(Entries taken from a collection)
────────────────────
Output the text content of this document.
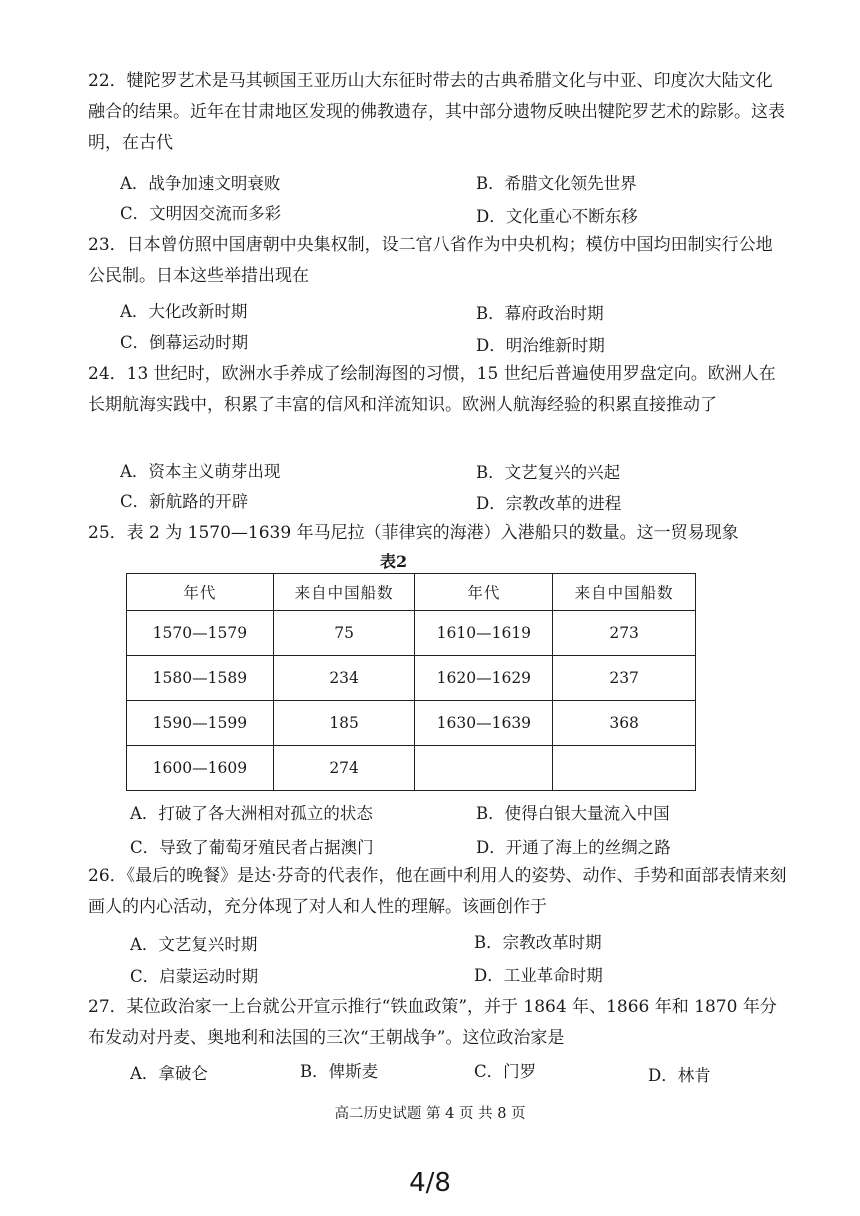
22．犍陀罗艺术是马其顿国王亚历山大东征时带去的古典希腊文化与中亚、印度次大陆文化融合的结果。近年在甘肃地区发现的佛教遗存，其中部分遗物反映出犍陀罗艺术的踪影。这表明，在古代
A．战争加速文明衰败	B．希腊文化领先世界
C．文明因交流而多彩	D．文化重心不断东移
23．日本曾仿照中国唐朝中央集权制，设二官八省作为中央机构；模仿中国均田制实行公地公民制。日本这些举措出现在
A．大化改新时期	B．幕府政治时期
C．倒幕运动时期	D．明治维新时期
24．13 世纪时，欧洲水手养成了绘制海图的习惯，15 世纪后普遍使用罗盘定向。欧洲人在长期航海实践中，积累了丰富的信风和洋流知识。欧洲人航海经验的积累直接推动了
A．资本主义萌芽出现	B．文艺复兴的兴起
C．新航路的开辟	D．宗教改革的进程
25．表 2 为 1570—1639 年马尼拉（菲律宾的海港）入港船只的数量。这一贸易现象
表2
年代	来自中国船数	年代	来自中国船数
1570—1579	75	1610—1619	273
1580—1589	234	1620—1629	237
1590—1599	185	1630—1639	368
1600—1609	274		
A．打破了各大洲相对孤立的状态	B．使得白银大量流入中国
C．导致了葡萄牙殖民者占据澳门	D．开通了海上的丝绸之路
26．《最后的晚餐》是达·芬奇的代表作，他在画中利用人的姿势、动作、手势和面部表情来刻画人的内心活动，充分体现了对人和人性的理解。该画创作于
A．文艺复兴时期	B．宗教改革时期
C．启蒙运动时期	D．工业革命时期
27．某位政治家一上台就公开宣示推行“铁血政策”，并于 1864 年、1866 年和 1870 年分布发动对丹麦、奥地利和法国的三次“王朝战争”。这位政治家是
A．拿破仑	B．俾斯麦	C．门罗	D．林肯
高二历史试题 第 4 页 共 8 页
4/8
────────────────────
#### To do
Every entry must be reproduced exactly, with the images left out.

#### Correct answer
Output the text content of this document.
22．犍陀罗艺术是马其顿国王亚历山大东征时带去的古典希腊文化与中亚、印度次大陆文化融合的结果。近年在甘肃地区发现的佛教遗存，其中部分遗物反映出犍陀罗艺术的踪影。这表明，在古代
A．战争加速文明衰败	B．希腊文化领先世界
C．文明因交流而多彩	D．文化重心不断东移
23．日本曾仿照中国唐朝中央集权制，设二官八省作为中央机构；模仿中国均田制实行公地公民制。日本这些举措出现在
A．大化改新时期	B．幕府政治时期
C．倒幕运动时期	D．明治维新时期
24．13 世纪时，欧洲水手养成了绘制海图的习惯，15 世纪后普遍使用罗盘定向。欧洲人在长期航海实践中，积累了丰富的信风和洋流知识。欧洲人航海经验的积累直接推动了
A．资本主义萌芽出现	B．文艺复兴的兴起
C．新航路的开辟	D．宗教改革的进程
25．表 2 为 1570—1639 年马尼拉（菲律宾的海港）入港船只的数量。这一贸易现象
表2
年代	来自中国船数	年代	来自中国船数
1570—1579	75	1610—1619	273
1580—1589	234	1620—1629	237
1590—1599	185	1630—1639	368
1600—1609	274		
A．打破了各大洲相对孤立的状态	B．使得白银大量流入中国
C．导致了葡萄牙殖民者占据澳门	D．开通了海上的丝绸之路
26．《最后的晚餐》是达·芬奇的代表作，他在画中利用人的姿势、动作、手势和面部表情来刻画人的内心活动，充分体现了对人和人性的理解。该画创作于
A．文艺复兴时期	B．宗教改革时期
C．启蒙运动时期	D．工业革命时期
27．某位政治家一上台就公开宣示推行“铁血政策”，并于 1864 年、1866 年和 1870 年分布发动对丹麦、奥地利和法国的三次“王朝战争”。这位政治家是
A．拿破仑	B．俾斯麦	C．门罗	D．林肯
高二历史试题 第 4 页 共 8 页
4/8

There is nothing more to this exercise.